Set problem 1 >> Rewrite the part of the Wiltshire woodland text that begins with the words "Great Wood, near" and ends with "hundreds of years.", replacing "restoration" with "repair".
Set problem 2 >> Extend the Wiltshire woodland text by writing the next part after its final sentence.

Anyone that has driven through the nearby country of Wiltshire would have largely been faced with endless stretches of green over rolling hills. It might come as a shock to learn, however, that it is only made up of 3% ancient woodland, 8% of woodland cover in total. Much of it is farmland (around ¾). So preserving what woodland there is left in the county is vitally important.
Great Wood, near Grittenham, which covers 71 hectares or 175 acres, is a part of Wiltshire’s ancient woodland that until recently was under threat. Wiltshire Wildlife Trust recently announced it had purchased the land, however. Planning to transform it into a nature reserve and prevent it from being sold off to multiple landowners.
But Wiltshire Wildlife Trust states that Great Wood is still in urgent need of restoration. Ancient woodlands often have delicate and complex ecosystems, developed over hundreds of years.
Some species of butterflies – such as the wood white, pearl-bordered fritillary and purple emperor – and birds – such as nightingale and willow warbler – are only found in ancient woodlands. And a lot of work is needed to attract wildlife back to the area, plus prevent more species from disappearing.

Information given >>
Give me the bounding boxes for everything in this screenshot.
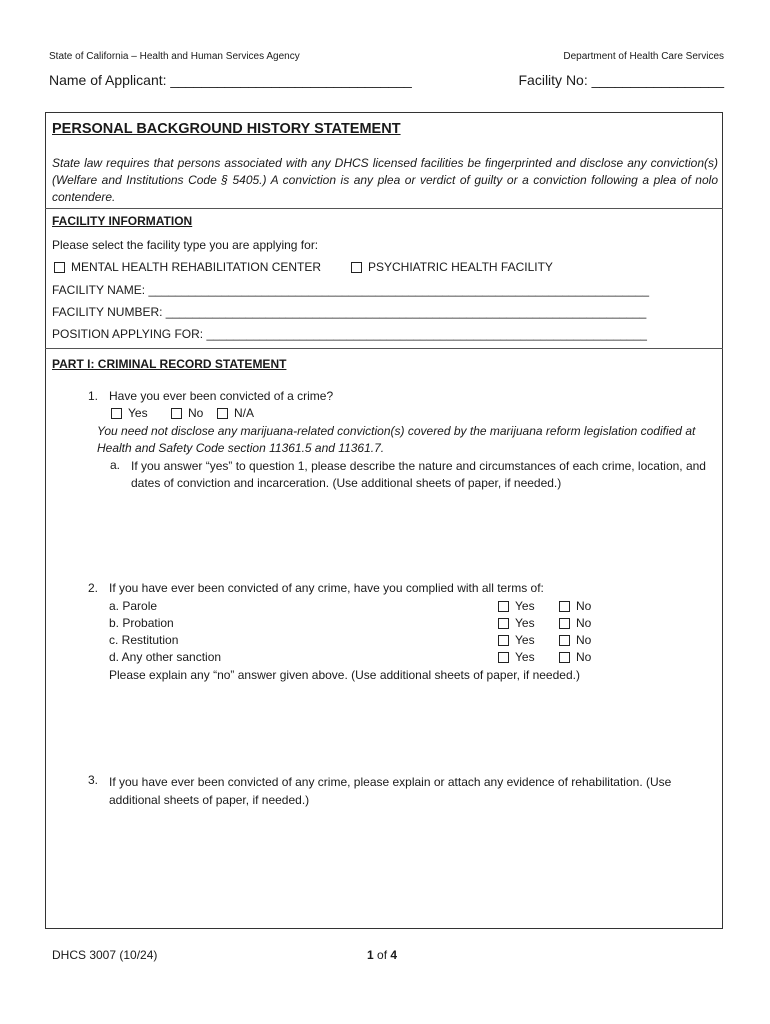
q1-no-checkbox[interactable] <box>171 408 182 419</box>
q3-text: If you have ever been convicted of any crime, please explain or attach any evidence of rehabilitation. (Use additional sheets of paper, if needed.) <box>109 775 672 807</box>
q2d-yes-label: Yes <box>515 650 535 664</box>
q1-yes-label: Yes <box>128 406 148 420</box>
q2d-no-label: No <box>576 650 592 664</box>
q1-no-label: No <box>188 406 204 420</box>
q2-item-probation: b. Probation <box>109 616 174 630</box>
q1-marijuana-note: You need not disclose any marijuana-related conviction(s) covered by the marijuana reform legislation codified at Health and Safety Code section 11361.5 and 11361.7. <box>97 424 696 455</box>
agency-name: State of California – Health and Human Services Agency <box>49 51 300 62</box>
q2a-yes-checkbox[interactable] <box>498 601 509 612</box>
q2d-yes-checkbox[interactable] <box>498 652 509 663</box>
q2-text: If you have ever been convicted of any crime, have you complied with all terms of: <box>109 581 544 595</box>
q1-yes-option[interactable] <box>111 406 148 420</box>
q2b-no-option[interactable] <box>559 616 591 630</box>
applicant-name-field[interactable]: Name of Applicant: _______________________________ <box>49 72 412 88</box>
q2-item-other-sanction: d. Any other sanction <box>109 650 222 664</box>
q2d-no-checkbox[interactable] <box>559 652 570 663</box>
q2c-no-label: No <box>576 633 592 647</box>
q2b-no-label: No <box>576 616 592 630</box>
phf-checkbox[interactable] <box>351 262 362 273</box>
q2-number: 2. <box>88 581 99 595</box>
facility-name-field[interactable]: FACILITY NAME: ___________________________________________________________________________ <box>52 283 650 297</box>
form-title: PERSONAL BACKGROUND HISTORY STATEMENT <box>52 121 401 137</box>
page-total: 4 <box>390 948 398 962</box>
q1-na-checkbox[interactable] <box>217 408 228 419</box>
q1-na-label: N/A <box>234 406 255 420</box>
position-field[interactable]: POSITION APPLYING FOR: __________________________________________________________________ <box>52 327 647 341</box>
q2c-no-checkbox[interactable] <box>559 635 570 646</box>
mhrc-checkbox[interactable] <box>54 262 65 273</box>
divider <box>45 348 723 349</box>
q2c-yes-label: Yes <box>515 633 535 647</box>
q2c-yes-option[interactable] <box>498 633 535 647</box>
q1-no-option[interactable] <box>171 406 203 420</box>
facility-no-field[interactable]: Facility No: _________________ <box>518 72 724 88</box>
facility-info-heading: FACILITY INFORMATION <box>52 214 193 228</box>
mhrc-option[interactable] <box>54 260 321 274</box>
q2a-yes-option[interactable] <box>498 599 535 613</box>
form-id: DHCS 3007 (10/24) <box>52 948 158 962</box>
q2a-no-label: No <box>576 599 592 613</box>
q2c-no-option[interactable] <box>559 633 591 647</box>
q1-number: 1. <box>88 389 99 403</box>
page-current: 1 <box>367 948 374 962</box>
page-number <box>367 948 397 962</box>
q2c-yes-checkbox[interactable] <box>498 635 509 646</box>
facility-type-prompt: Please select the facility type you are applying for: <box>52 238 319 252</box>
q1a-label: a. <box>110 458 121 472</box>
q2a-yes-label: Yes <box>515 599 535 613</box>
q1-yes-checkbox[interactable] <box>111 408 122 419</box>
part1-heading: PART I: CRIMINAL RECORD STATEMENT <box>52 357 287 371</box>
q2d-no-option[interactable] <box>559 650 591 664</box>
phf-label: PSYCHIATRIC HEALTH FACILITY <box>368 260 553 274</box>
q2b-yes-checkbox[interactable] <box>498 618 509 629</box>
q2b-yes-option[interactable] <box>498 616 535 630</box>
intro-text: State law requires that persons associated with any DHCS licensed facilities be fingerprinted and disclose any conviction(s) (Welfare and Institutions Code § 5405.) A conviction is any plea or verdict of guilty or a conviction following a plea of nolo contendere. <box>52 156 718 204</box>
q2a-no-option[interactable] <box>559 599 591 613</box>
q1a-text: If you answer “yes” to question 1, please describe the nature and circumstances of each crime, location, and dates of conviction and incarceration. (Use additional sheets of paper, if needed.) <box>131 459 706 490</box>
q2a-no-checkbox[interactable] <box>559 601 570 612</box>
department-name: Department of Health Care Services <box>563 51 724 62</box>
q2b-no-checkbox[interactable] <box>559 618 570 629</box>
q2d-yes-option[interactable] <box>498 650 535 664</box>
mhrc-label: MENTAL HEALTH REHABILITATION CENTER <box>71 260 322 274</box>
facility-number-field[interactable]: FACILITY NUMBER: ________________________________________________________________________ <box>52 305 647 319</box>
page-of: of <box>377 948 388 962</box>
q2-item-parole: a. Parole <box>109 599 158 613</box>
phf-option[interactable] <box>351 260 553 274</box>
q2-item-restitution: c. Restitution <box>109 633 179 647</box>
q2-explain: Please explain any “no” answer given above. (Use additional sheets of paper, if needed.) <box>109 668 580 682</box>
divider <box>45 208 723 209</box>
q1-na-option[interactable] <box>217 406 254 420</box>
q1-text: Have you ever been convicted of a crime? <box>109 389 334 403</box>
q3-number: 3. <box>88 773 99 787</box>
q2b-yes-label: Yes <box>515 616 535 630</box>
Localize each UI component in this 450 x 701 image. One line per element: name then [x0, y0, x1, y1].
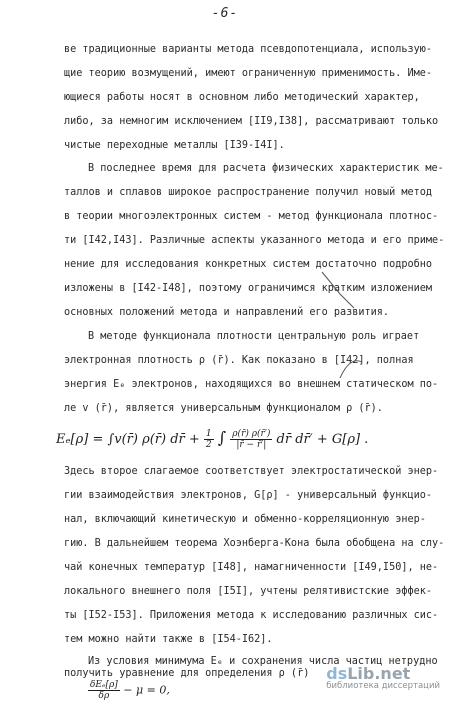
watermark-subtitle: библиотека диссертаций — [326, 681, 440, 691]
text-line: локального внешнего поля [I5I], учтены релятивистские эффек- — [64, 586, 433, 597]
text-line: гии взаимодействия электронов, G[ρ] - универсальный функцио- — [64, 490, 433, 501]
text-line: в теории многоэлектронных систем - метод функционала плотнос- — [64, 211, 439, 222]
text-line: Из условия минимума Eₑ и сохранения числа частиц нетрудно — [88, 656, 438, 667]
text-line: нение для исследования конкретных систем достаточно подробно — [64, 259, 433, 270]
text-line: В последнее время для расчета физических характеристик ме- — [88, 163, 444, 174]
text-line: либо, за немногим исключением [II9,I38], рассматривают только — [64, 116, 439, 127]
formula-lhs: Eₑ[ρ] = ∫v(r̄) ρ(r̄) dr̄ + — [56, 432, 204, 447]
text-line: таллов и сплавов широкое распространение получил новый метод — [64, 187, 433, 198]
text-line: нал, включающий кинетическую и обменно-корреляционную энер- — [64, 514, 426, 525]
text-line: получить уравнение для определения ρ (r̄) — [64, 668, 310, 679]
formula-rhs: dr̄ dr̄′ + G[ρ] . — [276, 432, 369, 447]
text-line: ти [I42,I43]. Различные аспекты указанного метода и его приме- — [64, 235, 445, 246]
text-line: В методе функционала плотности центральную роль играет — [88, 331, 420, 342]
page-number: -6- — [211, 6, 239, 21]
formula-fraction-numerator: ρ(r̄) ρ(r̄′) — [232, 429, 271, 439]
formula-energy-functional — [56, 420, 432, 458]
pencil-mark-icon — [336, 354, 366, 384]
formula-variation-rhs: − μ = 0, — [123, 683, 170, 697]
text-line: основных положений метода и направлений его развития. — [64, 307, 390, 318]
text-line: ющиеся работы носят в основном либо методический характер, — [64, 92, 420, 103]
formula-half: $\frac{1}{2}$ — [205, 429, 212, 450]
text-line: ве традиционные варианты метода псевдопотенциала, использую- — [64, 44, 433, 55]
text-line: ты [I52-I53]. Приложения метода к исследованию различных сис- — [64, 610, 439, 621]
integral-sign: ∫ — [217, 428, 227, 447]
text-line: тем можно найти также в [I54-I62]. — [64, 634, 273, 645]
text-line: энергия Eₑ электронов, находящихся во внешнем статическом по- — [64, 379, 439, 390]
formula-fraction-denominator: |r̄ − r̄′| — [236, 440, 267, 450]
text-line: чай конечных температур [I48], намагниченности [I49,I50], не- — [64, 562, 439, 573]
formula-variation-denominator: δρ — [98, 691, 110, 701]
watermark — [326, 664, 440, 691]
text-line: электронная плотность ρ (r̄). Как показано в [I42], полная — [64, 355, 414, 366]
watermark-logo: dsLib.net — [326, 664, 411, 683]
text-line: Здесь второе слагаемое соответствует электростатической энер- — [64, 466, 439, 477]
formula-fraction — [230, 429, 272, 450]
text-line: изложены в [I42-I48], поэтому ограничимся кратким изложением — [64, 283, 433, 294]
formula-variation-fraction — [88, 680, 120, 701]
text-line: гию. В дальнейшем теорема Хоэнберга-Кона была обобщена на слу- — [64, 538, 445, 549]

Final result 1 >>
Great Wood, near Grittenham, which covers 71 hectares or 175 acres, is a part of Wiltshire’s ancient woodland that until recently was under threat. Wiltshire Wildlife Trust recently announced it had purchased the land, however. Planning to transform it into a nature reserve and prevent it from being sold off to multiple landowners.
But Wiltshire Wildlife Trust states that Great Wood is still in urgent need of repair. Ancient woodlands often have delicate and complex ecosystems, developed over hundreds of years.

Final result 2 >>
“This is a unique opportunity for us to preserve what is probably the largest collection of wild service trees in the country as well as fantastic stands of oak,” said Gary Mantle, Chief Executive of Wiltshire Wildlife Trust. “We will restore it to a fully functioning ancient woodland ecosystem, increasing biodiversity whilst ensuring it is more resilient to the impacts of climate change.”
To begin with, the Trust will reintroduce a mix of native broadleaf trees such as oak, sycamore and rowan to the nature reserve. Plus, it will create glades, widen paths, coppice trees and remove invasive plants. While the Great Wood’s existing large pond – which is currently home to a huge variety of mammals, amphibians, insects and plant life – will also be restored, as well as a second one created.
Wiltshire Wildlife Trust aims to have 30% of Wiltshire managed for nature by 2030. The Great Wood is located near the Braydon Forest and two other Wiltshire Wildlife Trust woodland nature reserves. Working with local farmers and other landowners, the Trust hopes to connect these ancient woodlands and hedgerows to allow woodland butterflies, birds and mammals to move between different habitats.
The transformation of Great Wood will be assisted by partners Butterfly Conservation, Braydon Forest Farm Cluster, Wiltshire Botanical Society and Wiltshire Ornithological Society.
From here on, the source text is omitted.